- [YOUR OBJECTIVE]
Copy out each line featuring the string "konání" from the entries beneath.

[Stored data]
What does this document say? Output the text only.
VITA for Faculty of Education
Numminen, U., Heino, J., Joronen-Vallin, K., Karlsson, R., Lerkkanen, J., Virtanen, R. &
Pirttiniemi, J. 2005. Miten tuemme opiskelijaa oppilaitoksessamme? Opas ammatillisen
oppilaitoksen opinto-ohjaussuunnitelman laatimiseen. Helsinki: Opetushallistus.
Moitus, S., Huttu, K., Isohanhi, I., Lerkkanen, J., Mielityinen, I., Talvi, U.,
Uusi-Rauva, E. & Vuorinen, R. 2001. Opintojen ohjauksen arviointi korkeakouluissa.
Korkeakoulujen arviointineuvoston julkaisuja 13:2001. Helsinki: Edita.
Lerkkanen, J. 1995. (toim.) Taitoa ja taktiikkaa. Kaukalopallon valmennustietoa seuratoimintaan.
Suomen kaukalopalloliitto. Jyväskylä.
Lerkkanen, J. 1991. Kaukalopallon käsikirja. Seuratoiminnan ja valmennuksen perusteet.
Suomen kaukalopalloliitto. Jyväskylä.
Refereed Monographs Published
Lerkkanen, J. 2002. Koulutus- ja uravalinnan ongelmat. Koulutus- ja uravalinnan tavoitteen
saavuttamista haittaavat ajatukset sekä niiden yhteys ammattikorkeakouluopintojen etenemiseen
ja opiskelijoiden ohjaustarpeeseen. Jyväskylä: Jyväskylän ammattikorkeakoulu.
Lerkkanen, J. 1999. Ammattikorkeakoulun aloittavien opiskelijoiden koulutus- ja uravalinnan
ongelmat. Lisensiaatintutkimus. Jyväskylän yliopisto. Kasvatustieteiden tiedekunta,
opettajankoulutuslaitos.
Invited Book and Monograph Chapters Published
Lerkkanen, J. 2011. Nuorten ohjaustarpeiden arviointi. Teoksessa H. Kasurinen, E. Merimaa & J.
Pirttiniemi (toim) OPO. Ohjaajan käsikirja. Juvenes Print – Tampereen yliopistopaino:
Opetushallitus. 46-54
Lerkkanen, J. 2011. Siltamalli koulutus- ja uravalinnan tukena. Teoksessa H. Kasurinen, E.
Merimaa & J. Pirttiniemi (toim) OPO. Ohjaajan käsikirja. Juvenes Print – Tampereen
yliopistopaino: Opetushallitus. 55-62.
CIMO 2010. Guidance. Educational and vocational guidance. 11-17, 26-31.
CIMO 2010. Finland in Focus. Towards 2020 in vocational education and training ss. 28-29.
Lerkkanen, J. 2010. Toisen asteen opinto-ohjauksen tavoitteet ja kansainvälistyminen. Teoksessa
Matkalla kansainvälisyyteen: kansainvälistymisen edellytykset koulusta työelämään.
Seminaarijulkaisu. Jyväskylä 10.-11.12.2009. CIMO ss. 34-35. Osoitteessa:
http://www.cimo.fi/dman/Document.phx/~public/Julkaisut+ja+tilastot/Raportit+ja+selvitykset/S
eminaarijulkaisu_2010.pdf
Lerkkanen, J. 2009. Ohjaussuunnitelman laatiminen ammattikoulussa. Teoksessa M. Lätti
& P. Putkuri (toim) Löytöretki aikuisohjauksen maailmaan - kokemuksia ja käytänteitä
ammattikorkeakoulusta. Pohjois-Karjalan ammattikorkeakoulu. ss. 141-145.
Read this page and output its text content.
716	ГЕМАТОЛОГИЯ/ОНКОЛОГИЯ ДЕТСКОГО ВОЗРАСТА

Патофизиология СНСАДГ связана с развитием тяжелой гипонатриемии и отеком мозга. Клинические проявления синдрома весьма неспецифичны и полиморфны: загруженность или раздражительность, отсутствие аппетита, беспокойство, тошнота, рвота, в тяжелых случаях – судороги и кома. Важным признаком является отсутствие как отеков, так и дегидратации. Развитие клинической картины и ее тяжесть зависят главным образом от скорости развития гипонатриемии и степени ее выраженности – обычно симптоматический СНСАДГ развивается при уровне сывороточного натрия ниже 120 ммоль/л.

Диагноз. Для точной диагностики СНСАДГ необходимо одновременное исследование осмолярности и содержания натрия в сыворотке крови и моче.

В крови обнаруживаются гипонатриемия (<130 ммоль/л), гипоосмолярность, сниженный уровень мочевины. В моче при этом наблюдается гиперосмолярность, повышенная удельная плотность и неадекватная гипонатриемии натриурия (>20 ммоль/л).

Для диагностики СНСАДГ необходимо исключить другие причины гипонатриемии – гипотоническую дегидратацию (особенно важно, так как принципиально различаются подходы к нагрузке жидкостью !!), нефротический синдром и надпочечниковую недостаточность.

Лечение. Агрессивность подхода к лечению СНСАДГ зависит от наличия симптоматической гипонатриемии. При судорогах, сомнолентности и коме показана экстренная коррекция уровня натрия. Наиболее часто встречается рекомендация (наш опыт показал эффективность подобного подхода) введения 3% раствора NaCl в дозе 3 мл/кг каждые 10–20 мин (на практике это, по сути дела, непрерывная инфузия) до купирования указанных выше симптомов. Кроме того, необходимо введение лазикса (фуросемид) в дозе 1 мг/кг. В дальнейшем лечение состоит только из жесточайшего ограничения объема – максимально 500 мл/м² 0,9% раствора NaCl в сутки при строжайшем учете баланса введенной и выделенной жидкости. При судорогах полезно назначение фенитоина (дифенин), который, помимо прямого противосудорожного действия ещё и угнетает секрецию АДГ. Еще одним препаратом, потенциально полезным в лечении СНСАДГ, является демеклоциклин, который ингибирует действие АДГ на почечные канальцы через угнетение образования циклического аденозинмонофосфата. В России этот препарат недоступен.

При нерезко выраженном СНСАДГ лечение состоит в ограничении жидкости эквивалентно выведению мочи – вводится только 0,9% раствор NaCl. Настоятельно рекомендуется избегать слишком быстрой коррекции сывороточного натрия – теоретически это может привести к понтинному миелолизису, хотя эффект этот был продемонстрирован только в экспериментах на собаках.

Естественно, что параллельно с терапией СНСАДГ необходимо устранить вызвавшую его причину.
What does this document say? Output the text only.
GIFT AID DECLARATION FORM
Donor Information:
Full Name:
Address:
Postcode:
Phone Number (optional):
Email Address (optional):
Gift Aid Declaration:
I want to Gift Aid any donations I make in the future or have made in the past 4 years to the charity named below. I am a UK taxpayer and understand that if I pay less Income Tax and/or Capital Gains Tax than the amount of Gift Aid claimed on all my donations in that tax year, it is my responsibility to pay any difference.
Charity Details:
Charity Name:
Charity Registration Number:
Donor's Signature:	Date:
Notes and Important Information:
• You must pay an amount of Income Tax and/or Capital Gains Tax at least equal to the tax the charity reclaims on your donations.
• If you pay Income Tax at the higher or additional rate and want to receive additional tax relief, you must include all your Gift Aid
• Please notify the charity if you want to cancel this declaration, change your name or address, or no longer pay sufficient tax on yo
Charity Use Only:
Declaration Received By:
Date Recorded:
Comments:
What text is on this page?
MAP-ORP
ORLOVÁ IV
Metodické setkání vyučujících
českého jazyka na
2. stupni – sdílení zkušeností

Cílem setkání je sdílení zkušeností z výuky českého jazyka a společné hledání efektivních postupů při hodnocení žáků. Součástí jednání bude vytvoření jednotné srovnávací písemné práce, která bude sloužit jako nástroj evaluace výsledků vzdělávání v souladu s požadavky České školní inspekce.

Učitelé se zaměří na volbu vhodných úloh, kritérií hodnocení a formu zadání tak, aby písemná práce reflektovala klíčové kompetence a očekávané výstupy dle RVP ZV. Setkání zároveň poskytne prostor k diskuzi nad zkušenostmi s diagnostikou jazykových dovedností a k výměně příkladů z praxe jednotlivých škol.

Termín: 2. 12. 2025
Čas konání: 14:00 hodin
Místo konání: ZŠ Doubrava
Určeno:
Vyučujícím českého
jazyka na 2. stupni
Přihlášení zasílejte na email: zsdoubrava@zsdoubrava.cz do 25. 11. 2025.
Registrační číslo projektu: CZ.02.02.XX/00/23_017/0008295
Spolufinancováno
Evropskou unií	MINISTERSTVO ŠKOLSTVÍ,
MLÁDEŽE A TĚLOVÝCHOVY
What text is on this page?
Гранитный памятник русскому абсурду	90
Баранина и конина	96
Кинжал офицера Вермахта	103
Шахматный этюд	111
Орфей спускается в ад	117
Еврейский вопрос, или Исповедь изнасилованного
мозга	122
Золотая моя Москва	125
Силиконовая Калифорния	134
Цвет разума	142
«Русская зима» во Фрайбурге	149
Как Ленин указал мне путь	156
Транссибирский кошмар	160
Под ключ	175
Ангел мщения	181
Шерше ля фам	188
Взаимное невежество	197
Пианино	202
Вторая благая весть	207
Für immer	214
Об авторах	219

- [FINAL ANSWER]
Čas konání: 14:00 hodin
Místo konání: ZŠ Doubrava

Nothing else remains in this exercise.